Directions:
Search the listing below for the word "this" and copy each line that holds it.
--- start of Provided records ---
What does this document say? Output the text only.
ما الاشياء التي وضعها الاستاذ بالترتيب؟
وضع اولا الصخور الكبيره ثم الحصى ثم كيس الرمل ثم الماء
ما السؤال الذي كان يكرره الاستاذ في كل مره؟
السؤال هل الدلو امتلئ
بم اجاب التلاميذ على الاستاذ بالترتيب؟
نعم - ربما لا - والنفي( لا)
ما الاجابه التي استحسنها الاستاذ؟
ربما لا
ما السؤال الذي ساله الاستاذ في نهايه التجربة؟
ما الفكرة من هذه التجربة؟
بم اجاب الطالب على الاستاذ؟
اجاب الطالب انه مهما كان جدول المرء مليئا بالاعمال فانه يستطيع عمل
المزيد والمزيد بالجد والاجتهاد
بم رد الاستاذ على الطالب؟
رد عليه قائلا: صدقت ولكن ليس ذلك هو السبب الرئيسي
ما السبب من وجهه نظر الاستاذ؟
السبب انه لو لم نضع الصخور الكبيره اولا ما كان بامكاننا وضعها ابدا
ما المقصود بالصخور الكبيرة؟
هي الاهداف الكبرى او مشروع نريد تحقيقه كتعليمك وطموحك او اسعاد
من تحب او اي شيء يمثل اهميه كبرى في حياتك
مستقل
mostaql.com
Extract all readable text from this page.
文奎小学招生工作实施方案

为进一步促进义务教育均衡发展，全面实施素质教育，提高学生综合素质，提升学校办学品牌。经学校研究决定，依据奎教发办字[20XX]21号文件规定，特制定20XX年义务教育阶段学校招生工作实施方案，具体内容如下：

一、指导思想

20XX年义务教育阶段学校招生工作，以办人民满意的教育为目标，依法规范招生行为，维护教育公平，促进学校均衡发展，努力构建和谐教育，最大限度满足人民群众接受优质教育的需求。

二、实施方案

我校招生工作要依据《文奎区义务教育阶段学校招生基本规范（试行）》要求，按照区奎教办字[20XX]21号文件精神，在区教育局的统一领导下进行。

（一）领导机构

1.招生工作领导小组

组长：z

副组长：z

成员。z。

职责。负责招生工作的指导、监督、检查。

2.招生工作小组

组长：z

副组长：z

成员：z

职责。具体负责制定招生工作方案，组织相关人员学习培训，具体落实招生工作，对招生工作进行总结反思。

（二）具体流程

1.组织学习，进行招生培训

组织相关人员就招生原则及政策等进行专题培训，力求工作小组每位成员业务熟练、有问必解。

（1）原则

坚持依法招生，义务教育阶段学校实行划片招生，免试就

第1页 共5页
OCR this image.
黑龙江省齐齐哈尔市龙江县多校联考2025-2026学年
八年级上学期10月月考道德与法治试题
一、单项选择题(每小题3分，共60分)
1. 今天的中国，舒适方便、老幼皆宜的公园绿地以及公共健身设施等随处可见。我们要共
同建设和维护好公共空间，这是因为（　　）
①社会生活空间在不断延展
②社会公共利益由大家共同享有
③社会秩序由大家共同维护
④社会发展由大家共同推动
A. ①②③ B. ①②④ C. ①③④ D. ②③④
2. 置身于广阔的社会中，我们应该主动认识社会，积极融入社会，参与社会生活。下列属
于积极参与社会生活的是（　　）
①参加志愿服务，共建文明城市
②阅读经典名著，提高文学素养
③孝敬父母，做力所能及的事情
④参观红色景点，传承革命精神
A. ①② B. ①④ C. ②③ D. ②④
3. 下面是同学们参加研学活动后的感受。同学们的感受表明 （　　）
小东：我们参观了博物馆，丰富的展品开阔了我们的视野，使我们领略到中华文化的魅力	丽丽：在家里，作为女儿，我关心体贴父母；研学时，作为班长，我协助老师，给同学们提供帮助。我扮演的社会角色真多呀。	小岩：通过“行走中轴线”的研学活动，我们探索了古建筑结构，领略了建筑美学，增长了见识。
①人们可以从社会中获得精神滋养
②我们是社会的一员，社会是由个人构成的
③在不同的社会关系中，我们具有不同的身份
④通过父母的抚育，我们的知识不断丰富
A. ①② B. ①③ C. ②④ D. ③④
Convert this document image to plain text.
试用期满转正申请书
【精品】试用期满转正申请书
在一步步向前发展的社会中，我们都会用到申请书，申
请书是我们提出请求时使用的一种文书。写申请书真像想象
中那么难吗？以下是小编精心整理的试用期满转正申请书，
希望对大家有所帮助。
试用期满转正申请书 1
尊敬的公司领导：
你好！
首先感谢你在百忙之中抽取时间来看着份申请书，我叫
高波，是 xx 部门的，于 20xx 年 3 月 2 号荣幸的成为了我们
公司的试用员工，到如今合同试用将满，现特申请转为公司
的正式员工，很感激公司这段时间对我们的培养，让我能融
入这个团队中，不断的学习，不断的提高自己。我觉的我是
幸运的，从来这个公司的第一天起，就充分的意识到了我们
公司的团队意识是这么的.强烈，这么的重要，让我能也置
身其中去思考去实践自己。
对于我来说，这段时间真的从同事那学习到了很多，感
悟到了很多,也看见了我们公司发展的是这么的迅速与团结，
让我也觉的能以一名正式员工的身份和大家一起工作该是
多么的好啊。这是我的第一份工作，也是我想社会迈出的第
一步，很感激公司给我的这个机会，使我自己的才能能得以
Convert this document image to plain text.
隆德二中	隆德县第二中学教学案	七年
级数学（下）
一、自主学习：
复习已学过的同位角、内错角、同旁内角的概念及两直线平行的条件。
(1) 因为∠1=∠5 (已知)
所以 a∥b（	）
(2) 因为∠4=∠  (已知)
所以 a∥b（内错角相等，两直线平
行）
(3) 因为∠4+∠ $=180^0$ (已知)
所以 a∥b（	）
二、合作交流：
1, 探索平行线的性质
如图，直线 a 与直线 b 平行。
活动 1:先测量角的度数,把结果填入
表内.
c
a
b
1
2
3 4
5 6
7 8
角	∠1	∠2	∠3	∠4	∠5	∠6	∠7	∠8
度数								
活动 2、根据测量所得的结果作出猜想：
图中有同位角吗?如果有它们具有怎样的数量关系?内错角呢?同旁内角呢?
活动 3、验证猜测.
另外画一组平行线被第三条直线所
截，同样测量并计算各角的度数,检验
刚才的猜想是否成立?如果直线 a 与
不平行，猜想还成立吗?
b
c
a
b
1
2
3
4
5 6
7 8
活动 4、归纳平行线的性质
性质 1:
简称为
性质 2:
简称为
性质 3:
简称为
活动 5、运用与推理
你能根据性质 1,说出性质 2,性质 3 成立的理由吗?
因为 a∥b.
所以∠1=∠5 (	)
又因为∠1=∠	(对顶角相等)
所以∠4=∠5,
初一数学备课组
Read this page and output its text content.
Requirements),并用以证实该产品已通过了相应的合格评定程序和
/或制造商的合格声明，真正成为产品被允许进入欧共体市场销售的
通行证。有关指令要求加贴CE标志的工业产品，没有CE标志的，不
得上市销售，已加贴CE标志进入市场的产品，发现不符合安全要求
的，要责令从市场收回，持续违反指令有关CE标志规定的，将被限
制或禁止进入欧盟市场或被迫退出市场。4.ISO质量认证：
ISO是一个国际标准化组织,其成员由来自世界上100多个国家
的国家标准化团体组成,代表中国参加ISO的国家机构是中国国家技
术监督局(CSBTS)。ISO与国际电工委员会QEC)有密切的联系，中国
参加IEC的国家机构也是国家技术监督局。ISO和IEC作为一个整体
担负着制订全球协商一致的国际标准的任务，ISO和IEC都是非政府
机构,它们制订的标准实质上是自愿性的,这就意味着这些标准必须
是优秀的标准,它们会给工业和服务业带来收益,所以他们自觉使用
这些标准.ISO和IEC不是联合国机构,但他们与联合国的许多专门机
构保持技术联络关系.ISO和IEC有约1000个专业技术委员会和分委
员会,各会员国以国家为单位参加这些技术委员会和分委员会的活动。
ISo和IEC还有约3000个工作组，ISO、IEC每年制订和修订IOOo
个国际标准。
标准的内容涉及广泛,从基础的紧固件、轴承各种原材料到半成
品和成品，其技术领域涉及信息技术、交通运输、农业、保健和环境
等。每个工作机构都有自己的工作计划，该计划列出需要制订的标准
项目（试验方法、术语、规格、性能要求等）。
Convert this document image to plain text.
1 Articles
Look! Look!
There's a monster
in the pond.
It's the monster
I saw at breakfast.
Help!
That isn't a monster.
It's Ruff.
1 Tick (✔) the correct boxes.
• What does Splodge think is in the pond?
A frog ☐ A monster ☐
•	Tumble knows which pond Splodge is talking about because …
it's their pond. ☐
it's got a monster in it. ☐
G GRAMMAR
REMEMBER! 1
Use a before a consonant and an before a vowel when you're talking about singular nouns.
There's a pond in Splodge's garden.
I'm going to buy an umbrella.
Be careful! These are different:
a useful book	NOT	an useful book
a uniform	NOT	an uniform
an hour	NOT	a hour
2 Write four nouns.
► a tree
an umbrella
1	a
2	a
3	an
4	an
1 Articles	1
--- end of Provided records ---
Output:
What does this document say? Output the text only.
Extract all readable text from this page.
OCR this image.
Convert this document image to plain text.
Convert this document image to plain text.
Read this page and output its text content.
Convert this document image to plain text.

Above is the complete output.